[start MATERIAL FOR THIS EXERCISE]
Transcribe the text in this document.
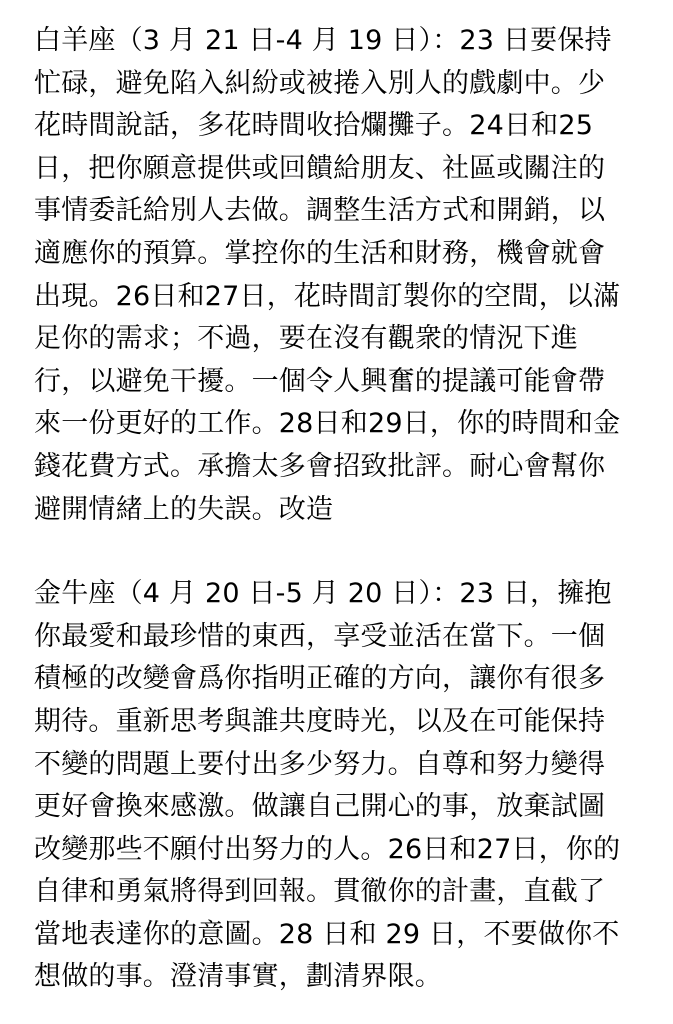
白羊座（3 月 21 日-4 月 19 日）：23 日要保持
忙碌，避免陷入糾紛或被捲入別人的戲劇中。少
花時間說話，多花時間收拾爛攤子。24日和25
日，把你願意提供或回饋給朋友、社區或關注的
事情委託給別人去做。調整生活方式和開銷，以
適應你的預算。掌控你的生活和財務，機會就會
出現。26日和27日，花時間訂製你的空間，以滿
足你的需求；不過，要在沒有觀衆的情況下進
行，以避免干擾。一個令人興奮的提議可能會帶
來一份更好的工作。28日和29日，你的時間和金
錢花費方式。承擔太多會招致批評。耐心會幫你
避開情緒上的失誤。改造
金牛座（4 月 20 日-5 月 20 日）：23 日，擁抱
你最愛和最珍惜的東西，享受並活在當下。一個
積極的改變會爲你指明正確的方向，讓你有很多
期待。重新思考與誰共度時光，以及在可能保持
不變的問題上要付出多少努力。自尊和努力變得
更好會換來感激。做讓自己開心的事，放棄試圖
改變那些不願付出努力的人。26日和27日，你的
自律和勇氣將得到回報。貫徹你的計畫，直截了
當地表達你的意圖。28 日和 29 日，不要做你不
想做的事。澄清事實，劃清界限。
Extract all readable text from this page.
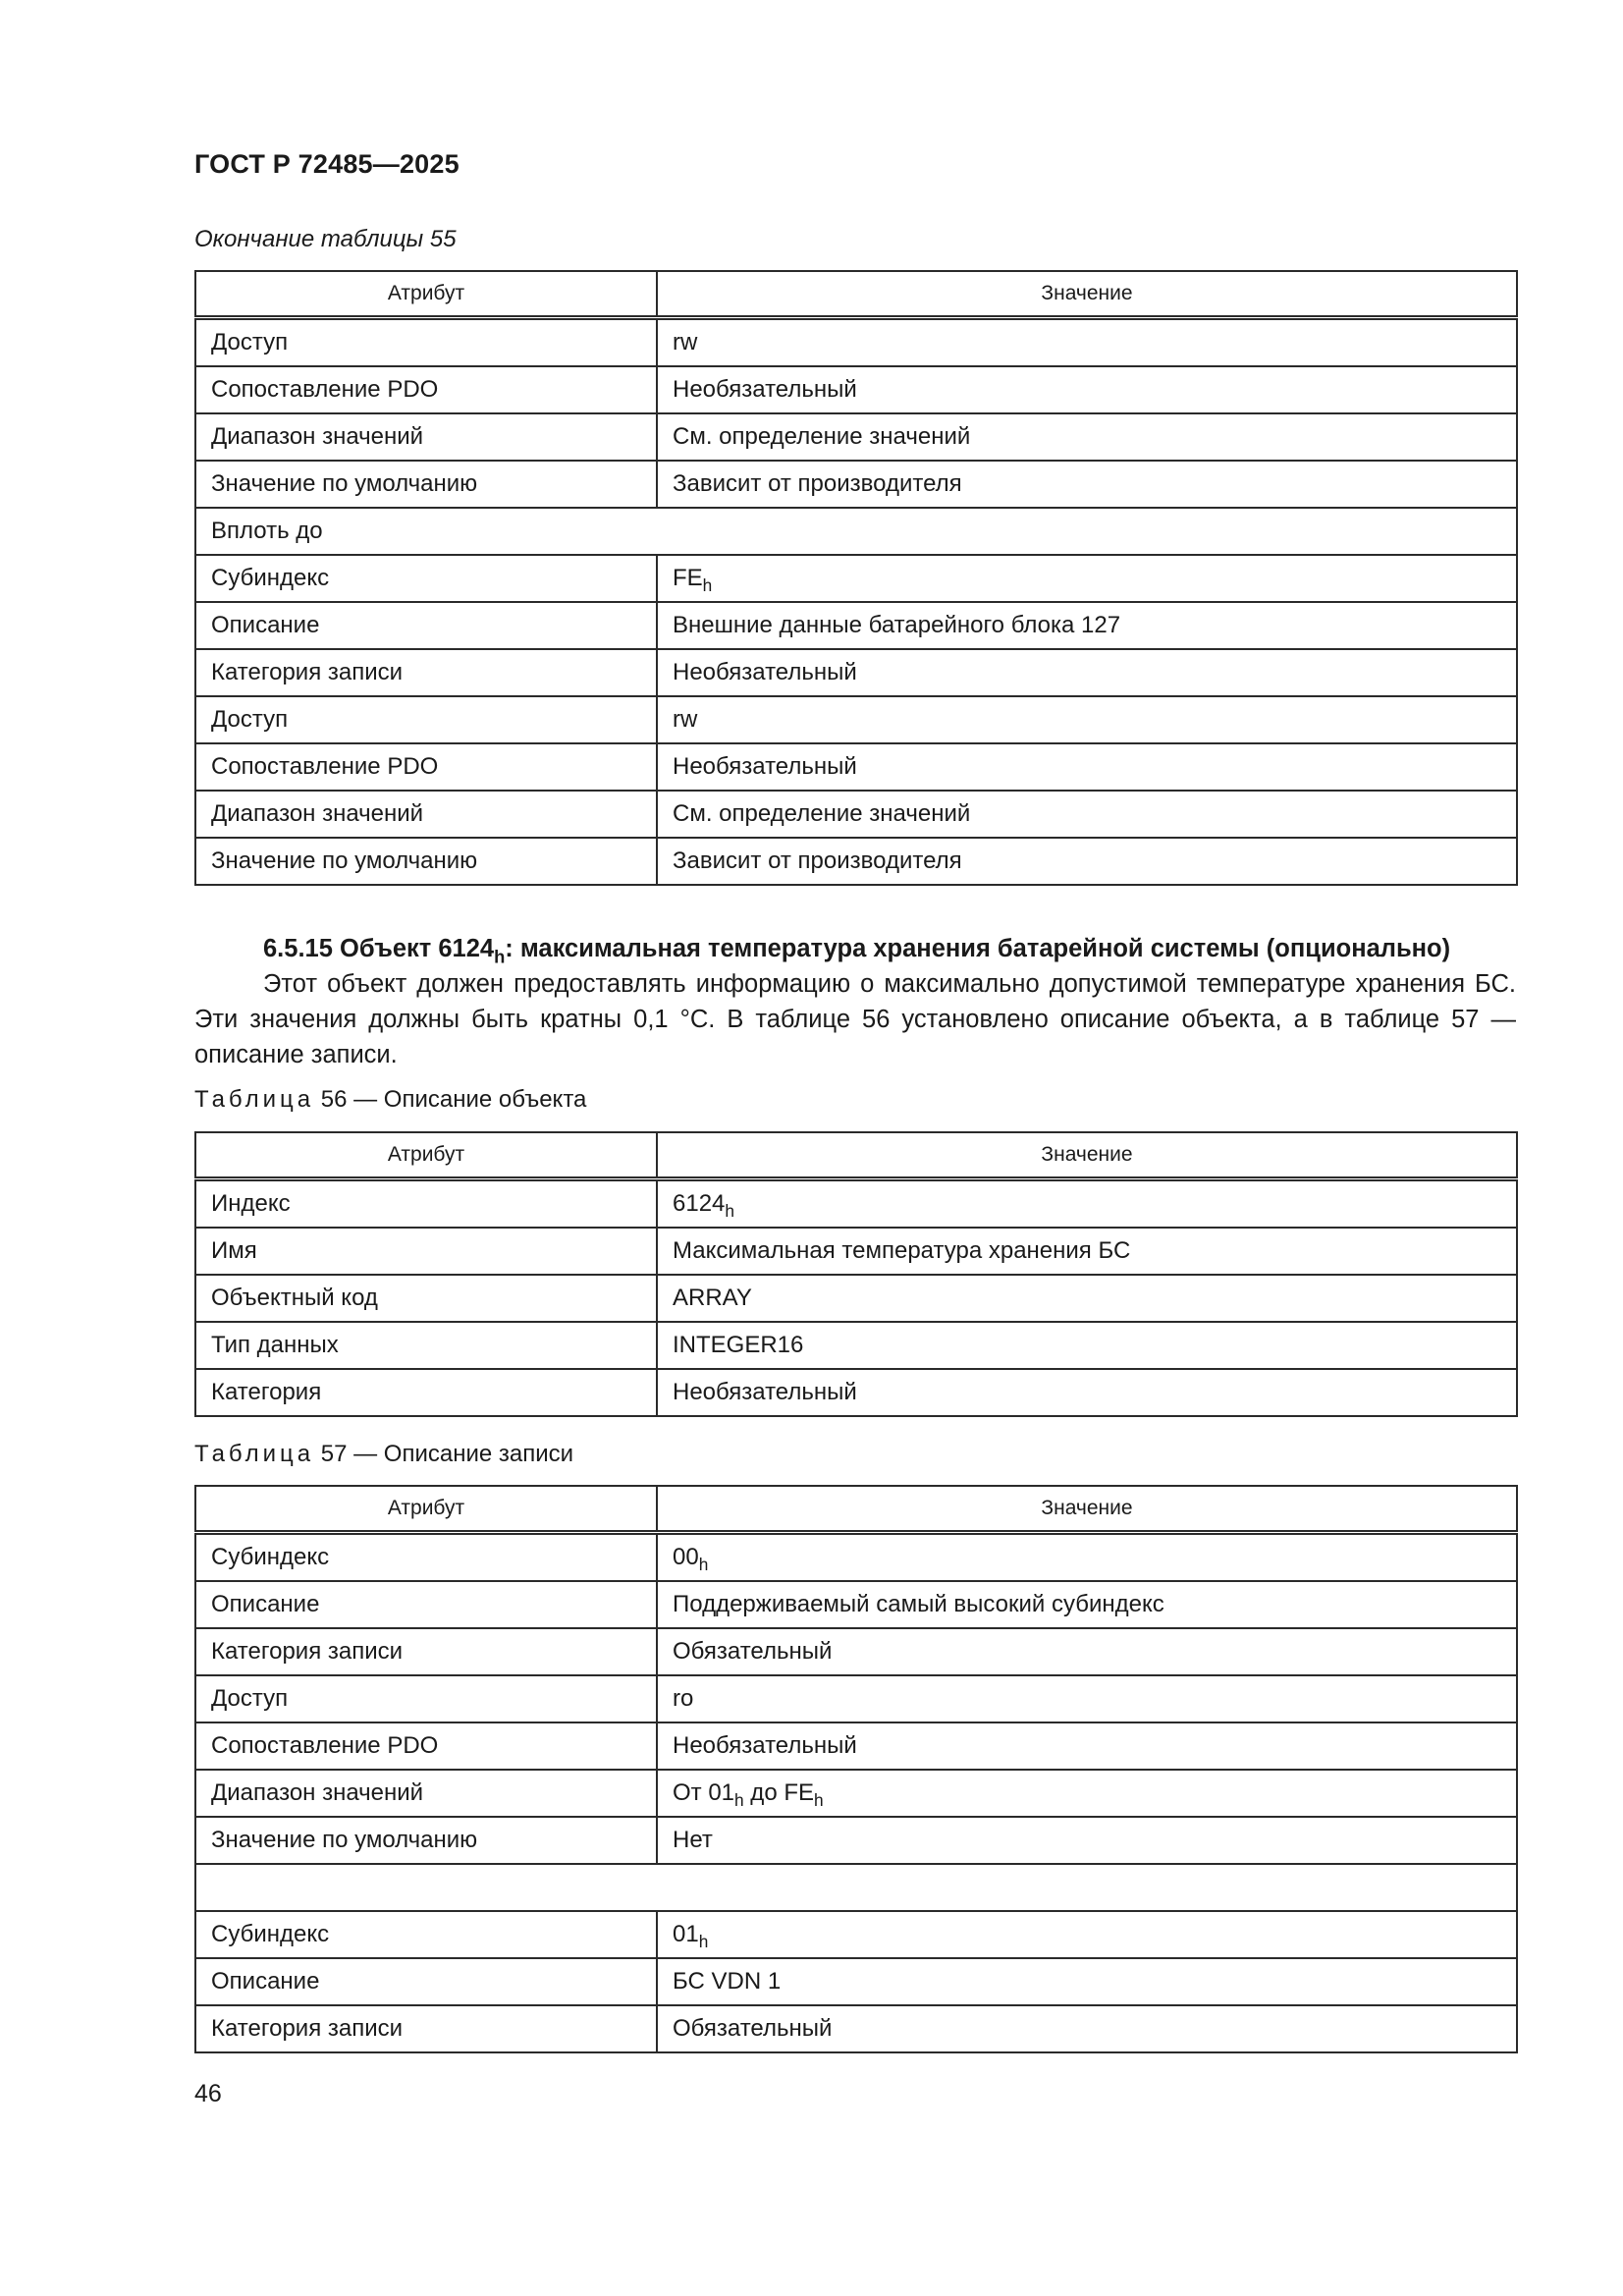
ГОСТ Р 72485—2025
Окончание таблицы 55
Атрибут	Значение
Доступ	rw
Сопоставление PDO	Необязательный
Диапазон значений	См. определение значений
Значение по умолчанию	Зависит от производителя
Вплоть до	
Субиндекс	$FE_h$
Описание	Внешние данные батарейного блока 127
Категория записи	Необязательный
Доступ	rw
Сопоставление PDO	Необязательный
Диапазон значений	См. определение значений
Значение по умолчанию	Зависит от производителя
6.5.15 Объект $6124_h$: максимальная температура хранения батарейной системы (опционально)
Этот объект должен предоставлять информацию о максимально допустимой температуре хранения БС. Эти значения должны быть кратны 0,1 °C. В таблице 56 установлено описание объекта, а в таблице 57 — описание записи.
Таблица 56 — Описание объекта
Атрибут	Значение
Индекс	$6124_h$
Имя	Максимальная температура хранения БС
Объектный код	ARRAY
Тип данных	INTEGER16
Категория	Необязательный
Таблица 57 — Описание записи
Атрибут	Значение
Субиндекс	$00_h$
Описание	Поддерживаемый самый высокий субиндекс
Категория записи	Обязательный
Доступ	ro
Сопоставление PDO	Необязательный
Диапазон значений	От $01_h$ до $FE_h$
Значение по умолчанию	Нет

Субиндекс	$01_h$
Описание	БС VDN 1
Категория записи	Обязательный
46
[end MATERIAL FOR THIS EXERCISE]
Leave out the pictures and transcribe the entries above exactly.

Transcribe the text in this document.
白羊座（3 月 21 日-4 月 19 日）：23 日要保持
忙碌，避免陷入糾紛或被捲入別人的戲劇中。少
花時間說話，多花時間收拾爛攤子。24日和25
日，把你願意提供或回饋給朋友、社區或關注的
事情委託給別人去做。調整生活方式和開銷，以
適應你的預算。掌控你的生活和財務，機會就會
出現。26日和27日，花時間訂製你的空間，以滿
足你的需求；不過，要在沒有觀衆的情況下進
行，以避免干擾。一個令人興奮的提議可能會帶
來一份更好的工作。28日和29日，你的時間和金
錢花費方式。承擔太多會招致批評。耐心會幫你
避開情緒上的失誤。改造
金牛座（4 月 20 日-5 月 20 日）：23 日，擁抱
你最愛和最珍惜的東西，享受並活在當下。一個
積極的改變會爲你指明正確的方向，讓你有很多
期待。重新思考與誰共度時光，以及在可能保持
不變的問題上要付出多少努力。自尊和努力變得
更好會換來感激。做讓自己開心的事，放棄試圖
改變那些不願付出努力的人。26日和27日，你的
自律和勇氣將得到回報。貫徹你的計畫，直截了
當地表達你的意圖。28 日和 29 日，不要做你不
想做的事。澄清事實，劃清界限。
Extract all readable text from this page.
ГОСТ Р 72485—2025
Окончание таблицы 55
Атрибут	Значение
Доступ	rw
Сопоставление PDO	Необязательный
Диапазон значений	См. определение значений
Значение по умолчанию	Зависит от производителя
Вплоть до	
Субиндекс	$FE_h$
Описание	Внешние данные батарейного блока 127
Категория записи	Необязательный
Доступ	rw
Сопоставление PDO	Необязательный
Диапазон значений	См. определение значений
Значение по умолчанию	Зависит от производителя
6.5.15 Объект $6124_h$: максимальная температура хранения батарейной системы (опционально)
Этот объект должен предоставлять информацию о максимально допустимой температуре хранения БС. Эти значения должны быть кратны 0,1 °C. В таблице 56 установлено описание объекта, а в таблице 57 — описание записи.
Таблица 56 — Описание объекта
Атрибут	Значение
Индекс	$6124_h$
Имя	Максимальная температура хранения БС
Объектный код	ARRAY
Тип данных	INTEGER16
Категория	Необязательный
Таблица 57 — Описание записи
Атрибут	Значение
Субиндекс	$00_h$
Описание	Поддерживаемый самый высокий субиндекс
Категория записи	Обязательный
Доступ	ro
Сопоставление PDO	Необязательный
Диапазон значений	От $01_h$ до $FE_h$
Значение по умолчанию	Нет

Субиндекс	$01_h$
Описание	БС VDN 1
Категория записи	Обязательный
46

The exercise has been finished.